### Listing:

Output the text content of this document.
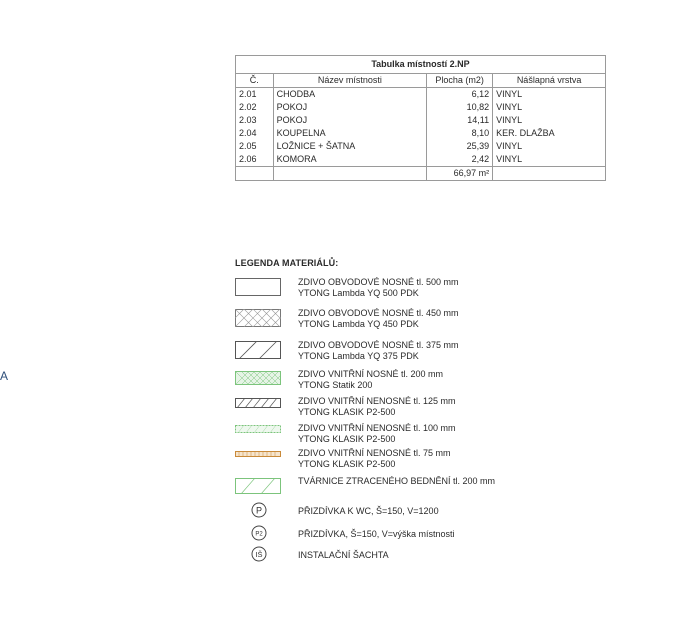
A
Tabulka místností 2.NP			
Č.	Název místnosti	Plocha (m2)	Nášlapná vrstva
2.01	CHODBA	6,12	VINYL
2.02	POKOJ	10,82	VINYL
2.03	POKOJ	14,11	VINYL
2.04	KOUPELNA	8,10	KER. DLAŽBA
2.05	LOŽNICE + ŠATNA	25,39	VINYL
2.06	KOMORA	2,42	VINYL
		66,97 m²	
LEGENDA MATERIÁLŮ:
ZDIVO OBVODOVÉ NOSNÉ tl. 500 mm
YTONG Lambda YQ 500 PDK
ZDIVO OBVODOVÉ NOSNÉ tl. 450 mm
YTONG Lambda YQ 450 PDK
ZDIVO OBVODOVÉ NOSNÉ tl. 375 mm
YTONG Lambda YQ 375 PDK
ZDIVO VNITŘNÍ NOSNÉ tl. 200 mm
YTONG Statik 200
ZDIVO VNITŘNÍ NENOSNÉ tl. 125 mm
YTONG KLASIK P2-500
ZDIVO VNITŘNÍ NENOSNÉ tl. 100 mm
YTONG KLASIK P2-500
ZDIVO VNITŘNÍ NENOSNÉ tl. 75 mm
YTONG KLASIK P2-500
TVÁRNICE ZTRACENÉHO BEDNĚNÍ tl. 200 mm
P	PŘIZDÍVKA K WC, Š=150, V=1200
P2	PŘIZDÍVKA, Š=150, V=výška místnosti
IŠ	INSTALAČNÍ ŠACHTA
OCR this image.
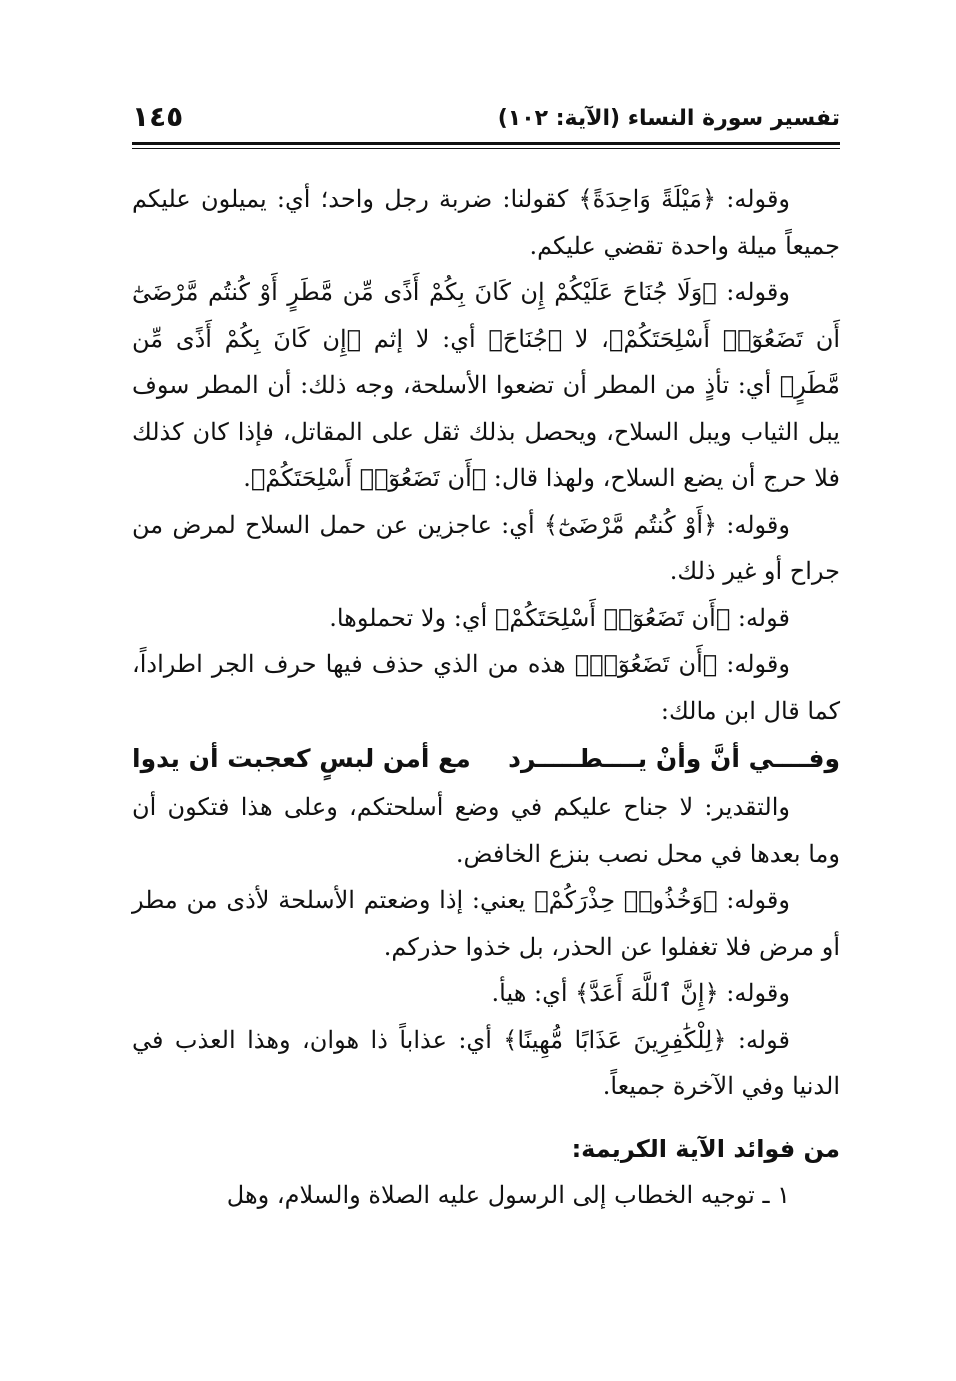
تفسير سورة النساء (الآية: ١٠٢)
١٤٥

وقوله: ﴿مَيْلَةً وَاحِدَةً﴾ كقولنا: ضربة رجل واحد؛ أي: يميلون عليكم جميعاً ميلة واحدة تقضي عليكم.

وقوله: ﴿وَلَا جُنَاحَ عَلَيْكُمْ إِن كَانَ بِكُمْ أَذًى مِّن مَّطَرٍ أَوْ كُنتُم مَّرْضَىٰٓ أَن تَضَعُوٓا۟ أَسْلِحَتَكُمْ﴾، لا ﴿جُنَاحَ﴾ أي: لا إثم ﴿إِن كَانَ بِكُمْ أَذًى مِّن مَّطَرٍ﴾ أي: تأذٍ من المطر أن تضعوا الأسلحة، وجه ذلك: أن المطر سوف يبل الثياب ويبل السلاح، ويحصل بذلك ثقل على المقاتل، فإذا كان كذلك فلا حرج أن يضع السلاح، ولهذا قال: ﴿أَن تَضَعُوٓا۟ أَسْلِحَتَكُمْ﴾.

وقوله: ﴿أَوْ كُنتُم مَّرْضَىٰٓ﴾ أي: عاجزين عن حمل السلاح لمرض من جراح أو غير ذلك.

قوله: ﴿أَن تَضَعُوٓا۟ أَسْلِحَتَكُمْ﴾ أي: ولا تحملوها.

وقوله: ﴿أَن تَضَعُوٓا۟﴾ هذه من الذي حذف فيها حرف الجر اطراداً، كما قال ابن مالك:

وفــــي أنَّ وأنْ يــــطـــــرد
مع أمن لبسٍ كعجبت أن يدوا

والتقدير: لا جناح عليكم في وضع أسلحتكم، وعلى هذا فتكون أن وما بعدها في محل نصب بنزع الخافض.

وقوله: ﴿وَخُذُوا۟ حِذْرَكُمْ﴾ يعني: إذا وضعتم الأسلحة لأذى من مطر أو مرض فلا تغفلوا عن الحذر، بل خذوا حذركم.

وقوله: ﴿إِنَّ ٱللَّهَ أَعَدَّ﴾ أي: هيأ.

قوله: ﴿لِلْكَٰفِرِينَ عَذَابًا مُّهِينًا﴾ أي: عذاباً ذا هوان، وهذا العذب في الدنيا وفي الآخرة جميعاً.

من فوائد الآية الكريمة:

١ ـ توجيه الخطاب إلى الرسول عليه الصلاة والسلام، وهل
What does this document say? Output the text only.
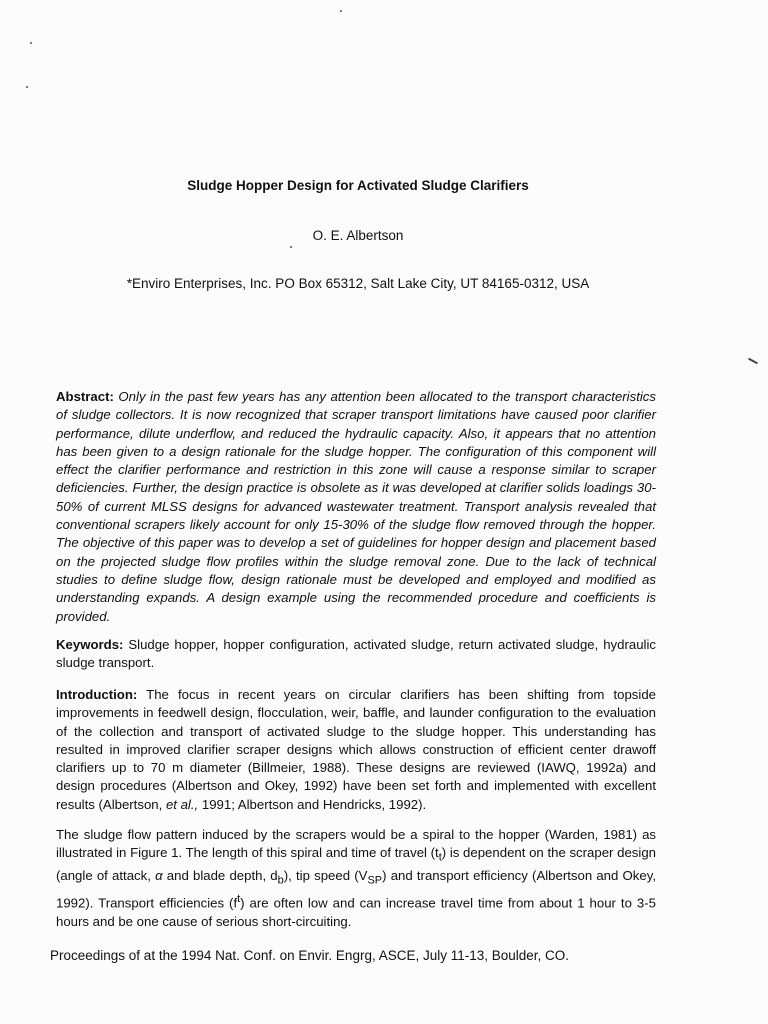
Sludge Hopper Design for Activated Sludge Clarifiers
O. E. Albertson
*Enviro Enterprises, Inc. PO Box 65312, Salt Lake City, UT 84165-0312, USA
Abstract: Only in the past few years has any attention been allocated to the transport characteristics of sludge collectors. It is now recognized that scraper transport limitations have caused poor clarifier performance, dilute underflow, and reduced the hydraulic capacity. Also, it appears that no attention has been given to a design rationale for the sludge hopper. The configuration of this component will effect the clarifier performance and restriction in this zone will cause a response similar to scraper deficiencies. Further, the design practice is obsolete as it was developed at clarifier solids loadings 30-50% of current MLSS designs for advanced wastewater treatment. Transport analysis revealed that conventional scrapers likely account for only 15-30% of the sludge flow removed through the hopper. The objective of this paper was to develop a set of guidelines for hopper design and placement based on the projected sludge flow profiles within the sludge removal zone. Due to the lack of technical studies to define sludge flow, design rationale must be developed and employed and modified as understanding expands. A design example using the recommended procedure and coefficients is provided.
Keywords: Sludge hopper, hopper configuration, activated sludge, return activated sludge, hydraulic sludge transport.
Introduction: The focus in recent years on circular clarifiers has been shifting from topside improvements in feedwell design, flocculation, weir, baffle, and launder configuration to the evaluation of the collection and transport of activated sludge to the sludge hopper. This understanding has resulted in improved clarifier scraper designs which allows construction of efficient center drawoff clarifiers up to 70 m diameter (Billmeier, 1988). These designs are reviewed (IAWQ, 1992a) and design procedures (Albertson and Okey, 1992) have been set forth and implemented with excellent results (Albertson, et al., 1991; Albertson and Hendricks, 1992).
The sludge flow pattern induced by the scrapers would be a spiral to the hopper (Warden, 1981) as illustrated in Figure 1. The length of this spiral and time of travel $(t_t)$ is dependent on the scraper design (angle of attack, α and blade depth, $d_b$), tip speed $(V_{SP})$ and transport efficiency (Albertson and Okey, 1992). Transport efficiencies $(f^t)$ are often low and can increase travel time from about 1 hour to 3-5 hours and be one cause of serious short-circuiting.
Proceedings of at the 1994 Nat. Conf. on Envir. Engrg, ASCE, July 11-13, Boulder, CO.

### What is expected:
Report all lines of the material that contain the word "years".

### Result for this exercise:
Abstract: Only in the past few years has any attention been allocated to the transport characteristics of sludge collectors. It is now recognized that scraper transport limitations have caused poor clarifier performance, dilute underflow, and reduced the hydraulic capacity. Also, it appears that no attention has been given to a design rationale for the sludge hopper. The configuration of this component will effect the clarifier performance and restriction in this zone will cause a response similar to scraper deficiencies. Further, the design practice is obsolete as it was developed at clarifier solids loadings 30-50% of current MLSS designs for advanced wastewater treatment. Transport analysis revealed that conventional scrapers likely account for only 15-30% of the sludge flow removed through the hopper. The objective of this paper was to develop a set of guidelines for hopper design and placement based on the projected sludge flow profiles within the sludge removal zone. Due to the lack of technical studies to define sludge flow, design rationale must be developed and employed and modified as understanding expands. A design example using the recommended procedure and coefficients is provided.
Introduction: The focus in recent years on circular clarifiers has been shifting from topside improvements in feedwell design, flocculation, weir, baffle, and launder configuration to the evaluation of the collection and transport of activated sludge to the sludge hopper. This understanding has resulted in improved clarifier scraper designs which allows construction of efficient center drawoff clarifiers up to 70 m diameter (Billmeier, 1988). These designs are reviewed (IAWQ, 1992a) and design procedures (Albertson and Okey, 1992) have been set forth and implemented with excellent results (Albertson, et al., 1991; Albertson and Hendricks, 1992).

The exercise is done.